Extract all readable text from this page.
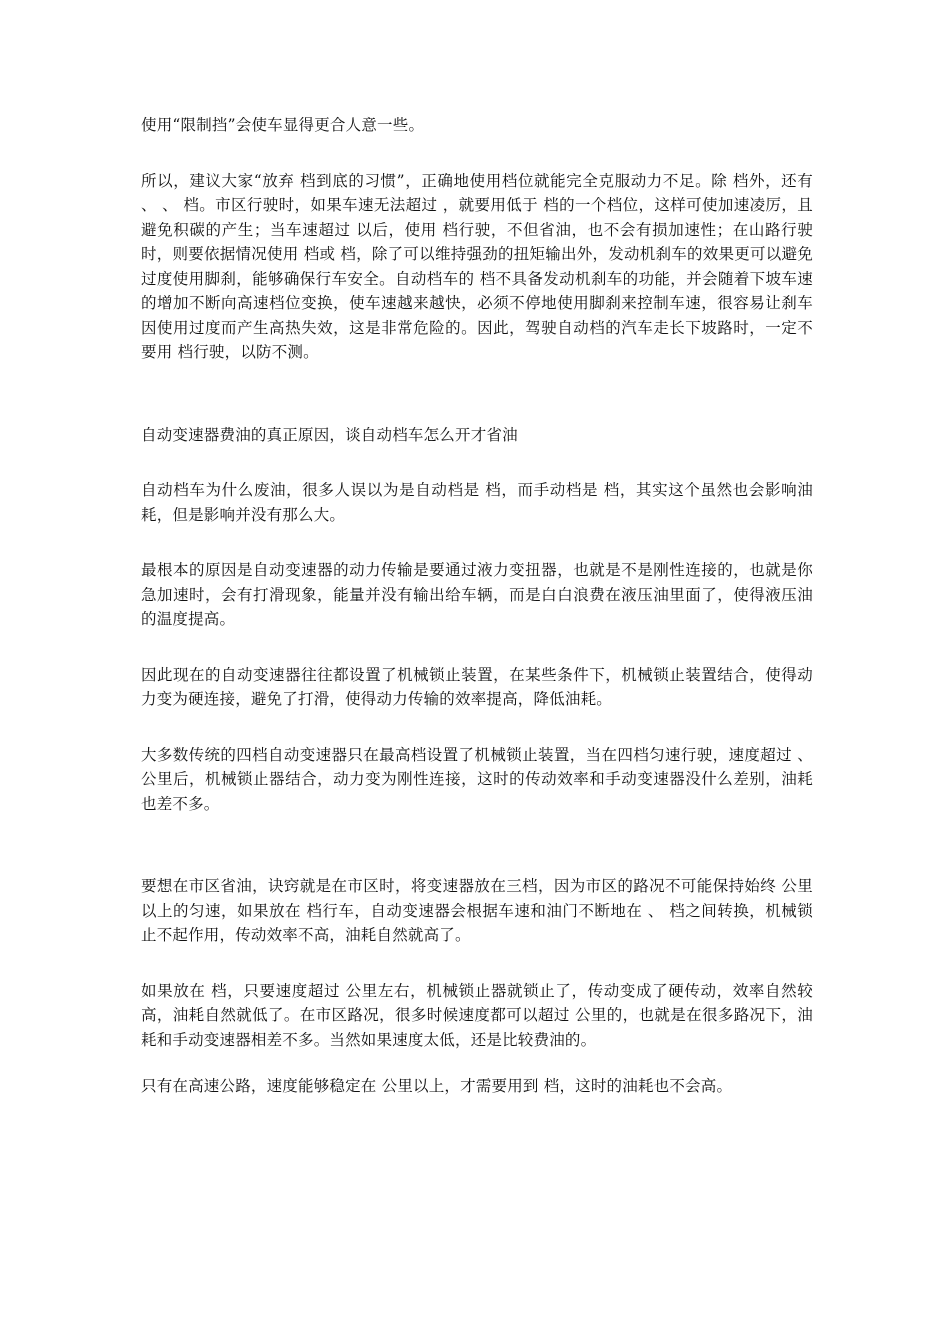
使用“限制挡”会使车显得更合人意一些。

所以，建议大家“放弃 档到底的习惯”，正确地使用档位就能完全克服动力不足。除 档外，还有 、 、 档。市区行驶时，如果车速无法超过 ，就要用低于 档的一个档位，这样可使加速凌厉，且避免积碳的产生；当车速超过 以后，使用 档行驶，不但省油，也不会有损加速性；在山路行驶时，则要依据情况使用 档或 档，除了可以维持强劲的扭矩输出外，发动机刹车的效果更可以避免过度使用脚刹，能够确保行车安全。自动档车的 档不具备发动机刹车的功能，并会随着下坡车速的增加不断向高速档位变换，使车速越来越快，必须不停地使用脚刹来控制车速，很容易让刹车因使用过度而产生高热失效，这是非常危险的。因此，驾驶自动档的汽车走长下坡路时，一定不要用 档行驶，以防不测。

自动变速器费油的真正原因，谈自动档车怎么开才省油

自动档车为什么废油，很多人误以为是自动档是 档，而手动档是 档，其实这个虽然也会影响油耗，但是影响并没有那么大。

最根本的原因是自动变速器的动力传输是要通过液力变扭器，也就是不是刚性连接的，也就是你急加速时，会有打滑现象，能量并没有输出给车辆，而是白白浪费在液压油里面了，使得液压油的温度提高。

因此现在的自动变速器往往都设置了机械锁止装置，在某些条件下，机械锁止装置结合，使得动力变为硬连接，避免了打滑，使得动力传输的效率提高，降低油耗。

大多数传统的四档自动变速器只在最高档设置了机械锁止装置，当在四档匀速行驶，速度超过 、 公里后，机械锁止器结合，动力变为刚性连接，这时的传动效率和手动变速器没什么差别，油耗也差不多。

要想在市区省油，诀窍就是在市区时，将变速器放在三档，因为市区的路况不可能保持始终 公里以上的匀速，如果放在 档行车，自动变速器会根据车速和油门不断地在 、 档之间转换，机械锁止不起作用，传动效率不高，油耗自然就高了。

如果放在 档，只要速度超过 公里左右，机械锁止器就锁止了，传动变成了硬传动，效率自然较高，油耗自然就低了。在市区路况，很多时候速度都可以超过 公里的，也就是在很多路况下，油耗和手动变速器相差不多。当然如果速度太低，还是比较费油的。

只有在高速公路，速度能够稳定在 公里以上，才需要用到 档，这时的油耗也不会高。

####

## WORK TO BE COMPLETED
Restate every record exactly, please; do not copy the pictures.

## EXERCISE OUTPUT
Extract all readable text from this page.
使用“限制挡”会使车显得更合人意一些。

所以，建议大家“放弃 档到底的习惯”，正确地使用档位就能完全克服动力不足。除 档外，还有 、 、 档。市区行驶时，如果车速无法超过 ，就要用低于 档的一个档位，这样可使加速凌厉，且避免积碳的产生；当车速超过 以后，使用 档行驶，不但省油，也不会有损加速性；在山路行驶时，则要依据情况使用 档或 档，除了可以维持强劲的扭矩输出外，发动机刹车的效果更可以避免过度使用脚刹，能够确保行车安全。自动档车的 档不具备发动机刹车的功能，并会随着下坡车速的增加不断向高速档位变换，使车速越来越快，必须不停地使用脚刹来控制车速，很容易让刹车因使用过度而产生高热失效，这是非常危险的。因此，驾驶自动档的汽车走长下坡路时，一定不要用 档行驶，以防不测。

自动变速器费油的真正原因，谈自动档车怎么开才省油

自动档车为什么废油，很多人误以为是自动档是 档，而手动档是 档，其实这个虽然也会影响油耗，但是影响并没有那么大。

最根本的原因是自动变速器的动力传输是要通过液力变扭器，也就是不是刚性连接的，也就是你急加速时，会有打滑现象，能量并没有输出给车辆，而是白白浪费在液压油里面了，使得液压油的温度提高。

因此现在的自动变速器往往都设置了机械锁止装置，在某些条件下，机械锁止装置结合，使得动力变为硬连接，避免了打滑，使得动力传输的效率提高，降低油耗。

大多数传统的四档自动变速器只在最高档设置了机械锁止装置，当在四档匀速行驶，速度超过 、 公里后，机械锁止器结合，动力变为刚性连接，这时的传动效率和手动变速器没什么差别，油耗也差不多。

要想在市区省油，诀窍就是在市区时，将变速器放在三档，因为市区的路况不可能保持始终 公里以上的匀速，如果放在 档行车，自动变速器会根据车速和油门不断地在 、 档之间转换，机械锁止不起作用，传动效率不高，油耗自然就高了。

如果放在 档，只要速度超过 公里左右，机械锁止器就锁止了，传动变成了硬传动，效率自然较高，油耗自然就低了。在市区路况，很多时候速度都可以超过 公里的，也就是在很多路况下，油耗和手动变速器相差不多。当然如果速度太低，还是比较费油的。

只有在高速公路，速度能够稳定在 公里以上，才需要用到 档，这时的油耗也不会高。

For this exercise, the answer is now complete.